Required work:
A. From the article on SCO resellers, list every organization it names.
B. Return the passage of the article on SCO resellers starting at "Asked why he" and ending at "by the lawsuits.".

Document extract:
SCO resellers are burying their heads in the sand when it comes to the firm's controversial legal claims over ownership of key elements of Linux source code, and are focusing instead on the quality of its operating system.
"I kind of close my eyes to it," said Craig Holmes, a systems analyst with Arlington Industries, in a reference to the legal claims. "SCO is a solid company."
He cited the stability of SCO's OpenServer, which results in a very limited need for support, as the reason why he is prepared to keep investing in the software despite SCO's declining revenues.
Even if the company did go out of business, Holmes claimed that he would be comfortable running the software without any access to support.
Others feared the consequences of talking about the software vendor, or cited a policy of not commenting on vendors in the media.
SCO claims ownership of the so-called AT&T Unix source code and alleges that Linux developers copied parts of the code. The vendor filed a lawsuit against IBM in 2003, demanding more than $1bn in damages for alleged copyright violations.
The suit has made SCO a pariah in the software industry. One reseller complained that he did not even want to hear about the litigation anymore. " Just tell me when it's over," he said. "A five minute update is enough for me."
Few resellers said that they had lost deals because of the litigation. Especially in the small and medium business space, SCO's core customer group, customers often do not even know that they get a system using SCO software through their reseller.
Asked why he still uses the software, one reseller, who asked to remain anonymous, said: "The uptime is unprecedented." He knew of only one case where his bid was denied because it included SCO software.
Jeff Hunsaker, general manager of SCO's Unix division, acknowledged that sales have been hurt by the lawsuits.
"We cannot mix innovation with litigation. The noise that has arisen because of us suing IBM over this issue has been damaging to our core business," he told vnunet.com.
Hunsaker added, however, that the recent introduction of OpenServer 6.0 is helping him to win back business.
"That initial setback occurred. It has taken us a good year and a half [from when we filed the lawsuit] to get back into the mindshare of customers to realise that we are a technology company."

Extracted entries:
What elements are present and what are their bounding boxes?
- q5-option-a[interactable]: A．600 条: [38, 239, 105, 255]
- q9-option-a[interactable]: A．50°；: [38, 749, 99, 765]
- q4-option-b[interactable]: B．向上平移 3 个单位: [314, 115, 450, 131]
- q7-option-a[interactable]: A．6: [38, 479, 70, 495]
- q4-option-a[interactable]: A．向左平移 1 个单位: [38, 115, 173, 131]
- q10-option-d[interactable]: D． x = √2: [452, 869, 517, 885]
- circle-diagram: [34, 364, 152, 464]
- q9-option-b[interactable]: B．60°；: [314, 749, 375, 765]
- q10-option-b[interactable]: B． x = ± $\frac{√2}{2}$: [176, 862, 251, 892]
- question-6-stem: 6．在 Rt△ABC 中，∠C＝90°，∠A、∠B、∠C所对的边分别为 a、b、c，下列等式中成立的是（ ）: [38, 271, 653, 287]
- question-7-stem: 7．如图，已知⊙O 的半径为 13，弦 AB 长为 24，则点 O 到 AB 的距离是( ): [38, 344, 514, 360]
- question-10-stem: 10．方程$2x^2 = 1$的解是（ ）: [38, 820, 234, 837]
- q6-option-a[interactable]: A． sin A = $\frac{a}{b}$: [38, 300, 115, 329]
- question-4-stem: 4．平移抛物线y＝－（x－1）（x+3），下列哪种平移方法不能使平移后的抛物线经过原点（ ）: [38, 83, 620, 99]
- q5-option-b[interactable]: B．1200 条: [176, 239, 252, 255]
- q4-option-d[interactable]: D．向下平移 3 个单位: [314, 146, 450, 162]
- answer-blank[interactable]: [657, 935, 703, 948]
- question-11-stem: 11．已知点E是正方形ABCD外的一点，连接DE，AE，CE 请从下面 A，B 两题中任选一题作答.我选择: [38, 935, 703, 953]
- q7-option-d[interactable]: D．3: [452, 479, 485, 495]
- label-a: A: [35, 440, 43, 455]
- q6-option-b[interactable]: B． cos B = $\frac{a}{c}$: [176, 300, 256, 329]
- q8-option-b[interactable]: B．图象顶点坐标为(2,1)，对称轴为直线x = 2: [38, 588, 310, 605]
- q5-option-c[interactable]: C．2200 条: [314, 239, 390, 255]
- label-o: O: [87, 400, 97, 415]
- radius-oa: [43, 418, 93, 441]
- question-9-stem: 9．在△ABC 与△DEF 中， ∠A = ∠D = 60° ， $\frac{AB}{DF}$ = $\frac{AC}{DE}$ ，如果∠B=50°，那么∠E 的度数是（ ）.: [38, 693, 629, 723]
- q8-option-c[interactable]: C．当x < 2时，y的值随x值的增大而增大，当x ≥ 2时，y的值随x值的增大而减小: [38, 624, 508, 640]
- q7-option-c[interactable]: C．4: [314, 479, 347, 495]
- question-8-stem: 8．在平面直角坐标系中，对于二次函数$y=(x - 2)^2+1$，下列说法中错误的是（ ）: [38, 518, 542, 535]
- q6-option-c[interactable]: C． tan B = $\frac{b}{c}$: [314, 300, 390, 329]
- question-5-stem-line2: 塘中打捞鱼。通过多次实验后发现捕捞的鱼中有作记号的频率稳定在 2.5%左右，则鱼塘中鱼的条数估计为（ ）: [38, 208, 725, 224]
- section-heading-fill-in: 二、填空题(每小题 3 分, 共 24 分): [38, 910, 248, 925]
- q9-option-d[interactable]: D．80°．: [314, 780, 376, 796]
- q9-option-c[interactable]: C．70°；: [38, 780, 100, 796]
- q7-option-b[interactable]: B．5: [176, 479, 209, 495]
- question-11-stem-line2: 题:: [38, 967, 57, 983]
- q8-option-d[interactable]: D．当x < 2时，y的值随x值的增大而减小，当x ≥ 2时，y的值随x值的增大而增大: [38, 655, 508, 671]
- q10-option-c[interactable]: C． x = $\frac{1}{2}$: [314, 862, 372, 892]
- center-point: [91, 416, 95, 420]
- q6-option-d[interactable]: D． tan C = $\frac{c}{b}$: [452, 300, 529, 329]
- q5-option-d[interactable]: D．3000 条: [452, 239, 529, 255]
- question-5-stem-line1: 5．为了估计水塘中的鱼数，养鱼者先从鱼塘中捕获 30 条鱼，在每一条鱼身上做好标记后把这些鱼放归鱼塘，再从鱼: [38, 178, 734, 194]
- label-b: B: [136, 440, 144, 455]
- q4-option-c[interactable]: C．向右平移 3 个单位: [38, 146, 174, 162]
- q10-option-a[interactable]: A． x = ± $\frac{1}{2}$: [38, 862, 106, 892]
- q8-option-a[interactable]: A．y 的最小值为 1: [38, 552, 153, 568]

Solutions to the exercise:
A. SCO, Arlington Industries, AT&T, IBM, vnunet.com

B.
Asked why he still uses the software, one reseller, who asked to remain anonymous, said: "The uptime is unprecedented." He knew of only one case where his bid was denied because it included SCO software.
Jeff Hunsaker, general manager of SCO's Unix division, acknowledged that sales have been hurt by the lawsuits.